Copy each line below exactly and leave the pictures out.

**** Source data

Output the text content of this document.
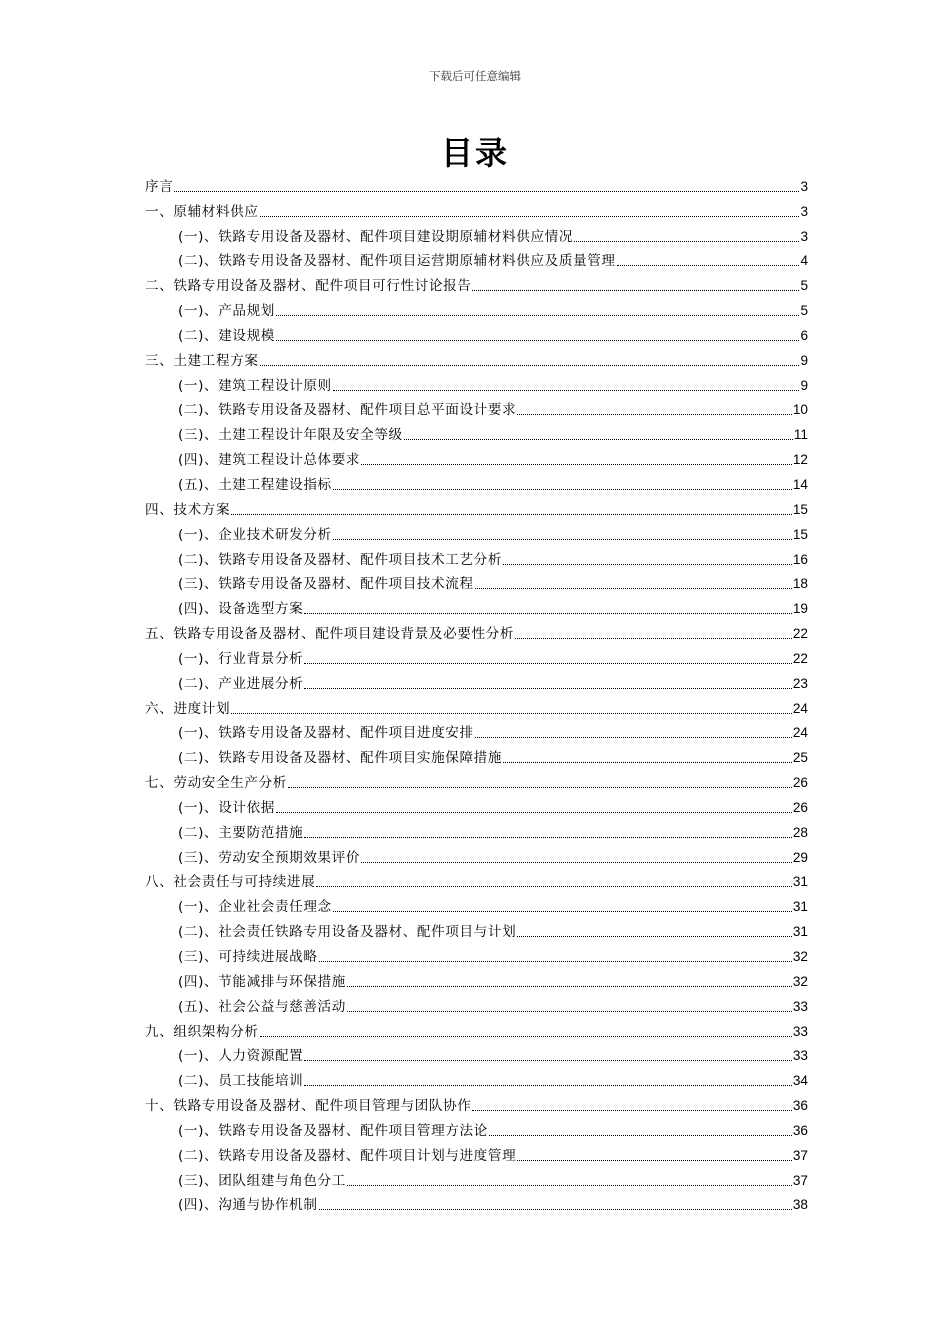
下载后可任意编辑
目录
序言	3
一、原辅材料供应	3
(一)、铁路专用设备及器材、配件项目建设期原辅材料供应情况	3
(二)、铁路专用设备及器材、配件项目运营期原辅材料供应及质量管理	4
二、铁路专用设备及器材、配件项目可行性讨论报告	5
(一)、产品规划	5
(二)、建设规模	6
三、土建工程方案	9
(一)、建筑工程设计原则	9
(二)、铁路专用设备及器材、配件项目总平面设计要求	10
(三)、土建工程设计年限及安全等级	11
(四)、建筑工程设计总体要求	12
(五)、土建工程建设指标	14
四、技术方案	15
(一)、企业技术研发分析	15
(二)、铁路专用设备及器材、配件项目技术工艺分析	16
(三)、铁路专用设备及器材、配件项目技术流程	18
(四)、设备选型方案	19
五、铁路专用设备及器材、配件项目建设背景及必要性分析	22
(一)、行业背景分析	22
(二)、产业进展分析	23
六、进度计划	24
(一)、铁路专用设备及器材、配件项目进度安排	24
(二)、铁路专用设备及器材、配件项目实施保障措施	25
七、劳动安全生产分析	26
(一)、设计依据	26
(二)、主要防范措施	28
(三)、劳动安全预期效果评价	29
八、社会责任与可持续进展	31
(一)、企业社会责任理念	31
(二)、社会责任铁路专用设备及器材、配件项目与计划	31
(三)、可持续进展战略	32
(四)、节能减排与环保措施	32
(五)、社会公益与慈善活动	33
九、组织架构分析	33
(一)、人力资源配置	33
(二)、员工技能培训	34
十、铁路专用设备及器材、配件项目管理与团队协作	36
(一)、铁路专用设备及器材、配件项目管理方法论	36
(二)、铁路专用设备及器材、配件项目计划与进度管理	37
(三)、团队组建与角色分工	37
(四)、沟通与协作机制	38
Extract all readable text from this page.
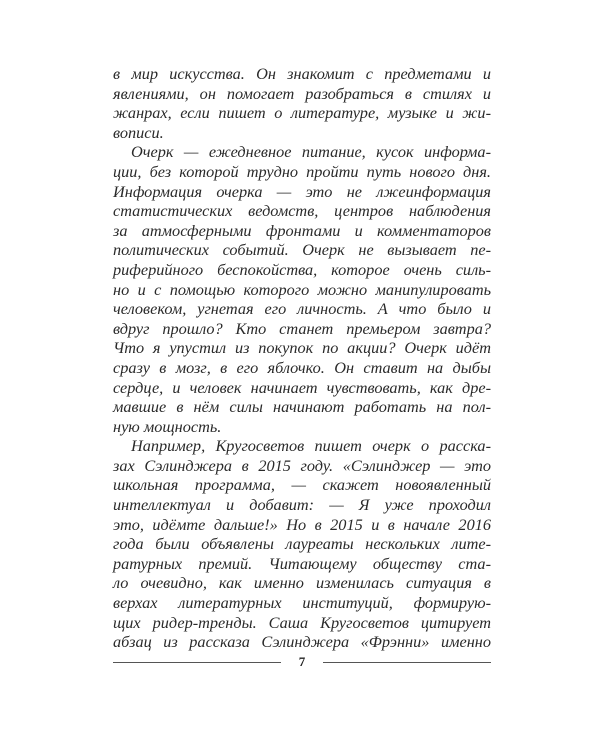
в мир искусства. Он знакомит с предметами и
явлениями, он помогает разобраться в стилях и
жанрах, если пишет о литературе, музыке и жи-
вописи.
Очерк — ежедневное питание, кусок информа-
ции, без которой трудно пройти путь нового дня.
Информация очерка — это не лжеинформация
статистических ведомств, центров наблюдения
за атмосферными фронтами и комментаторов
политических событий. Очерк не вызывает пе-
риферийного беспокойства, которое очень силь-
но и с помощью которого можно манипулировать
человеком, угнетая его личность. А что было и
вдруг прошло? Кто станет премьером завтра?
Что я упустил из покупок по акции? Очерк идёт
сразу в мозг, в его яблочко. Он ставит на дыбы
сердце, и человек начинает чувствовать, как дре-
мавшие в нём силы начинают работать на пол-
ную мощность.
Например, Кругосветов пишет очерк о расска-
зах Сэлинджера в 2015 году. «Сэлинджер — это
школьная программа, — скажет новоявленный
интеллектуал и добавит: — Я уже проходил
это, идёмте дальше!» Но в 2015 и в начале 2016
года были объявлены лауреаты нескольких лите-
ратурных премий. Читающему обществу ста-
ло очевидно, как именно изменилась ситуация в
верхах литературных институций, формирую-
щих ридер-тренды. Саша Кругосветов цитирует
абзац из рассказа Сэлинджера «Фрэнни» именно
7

********

(Output of the exercise)
Output the text content of this document.
下载后可任意编辑
目录
序言	3
一、原辅材料供应	3
(一)、铁路专用设备及器材、配件项目建设期原辅材料供应情况	3
(二)、铁路专用设备及器材、配件项目运营期原辅材料供应及质量管理	4
二、铁路专用设备及器材、配件项目可行性讨论报告	5
(一)、产品规划	5
(二)、建设规模	6
三、土建工程方案	9
(一)、建筑工程设计原则	9
(二)、铁路专用设备及器材、配件项目总平面设计要求	10
(三)、土建工程设计年限及安全等级	11
(四)、建筑工程设计总体要求	12
(五)、土建工程建设指标	14
四、技术方案	15
(一)、企业技术研发分析	15
(二)、铁路专用设备及器材、配件项目技术工艺分析	16
(三)、铁路专用设备及器材、配件项目技术流程	18
(四)、设备选型方案	19
五、铁路专用设备及器材、配件项目建设背景及必要性分析	22
(一)、行业背景分析	22
(二)、产业进展分析	23
六、进度计划	24
(一)、铁路专用设备及器材、配件项目进度安排	24
(二)、铁路专用设备及器材、配件项目实施保障措施	25
七、劳动安全生产分析	26
(一)、设计依据	26
(二)、主要防范措施	28
(三)、劳动安全预期效果评价	29
八、社会责任与可持续进展	31
(一)、企业社会责任理念	31
(二)、社会责任铁路专用设备及器材、配件项目与计划	31
(三)、可持续进展战略	32
(四)、节能减排与环保措施	32
(五)、社会公益与慈善活动	33
九、组织架构分析	33
(一)、人力资源配置	33
(二)、员工技能培训	34
十、铁路专用设备及器材、配件项目管理与团队协作	36
(一)、铁路专用设备及器材、配件项目管理方法论	36
(二)、铁路专用设备及器材、配件项目计划与进度管理	37
(三)、团队组建与角色分工	37
(四)、沟通与协作机制	38
Extract all readable text from this page.
в мир искусства. Он знакомит с предметами и
явлениями, он помогает разобраться в стилях и
жанрах, если пишет о литературе, музыке и жи-
вописи.
Очерк — ежедневное питание, кусок информа-
ции, без которой трудно пройти путь нового дня.
Информация очерка — это не лжеинформация
статистических ведомств, центров наблюдения
за атмосферными фронтами и комментаторов
политических событий. Очерк не вызывает пе-
риферийного беспокойства, которое очень силь-
но и с помощью которого можно манипулировать
человеком, угнетая его личность. А что было и
вдруг прошло? Кто станет премьером завтра?
Что я упустил из покупок по акции? Очерк идёт
сразу в мозг, в его яблочко. Он ставит на дыбы
сердце, и человек начинает чувствовать, как дре-
мавшие в нём силы начинают работать на пол-
ную мощность.
Например, Кругосветов пишет очерк о расска-
зах Сэлинджера в 2015 году. «Сэлинджер — это
школьная программа, — скажет новоявленный
интеллектуал и добавит: — Я уже проходил
это, идёмте дальше!» Но в 2015 и в начале 2016
года были объявлены лауреаты нескольких лите-
ратурных премий. Читающему обществу ста-
ло очевидно, как именно изменилась ситуация в
верхах литературных институций, формирую-
щих ридер-тренды. Саша Кругосветов цитирует
абзац из рассказа Сэлинджера «Фрэнни» именно
7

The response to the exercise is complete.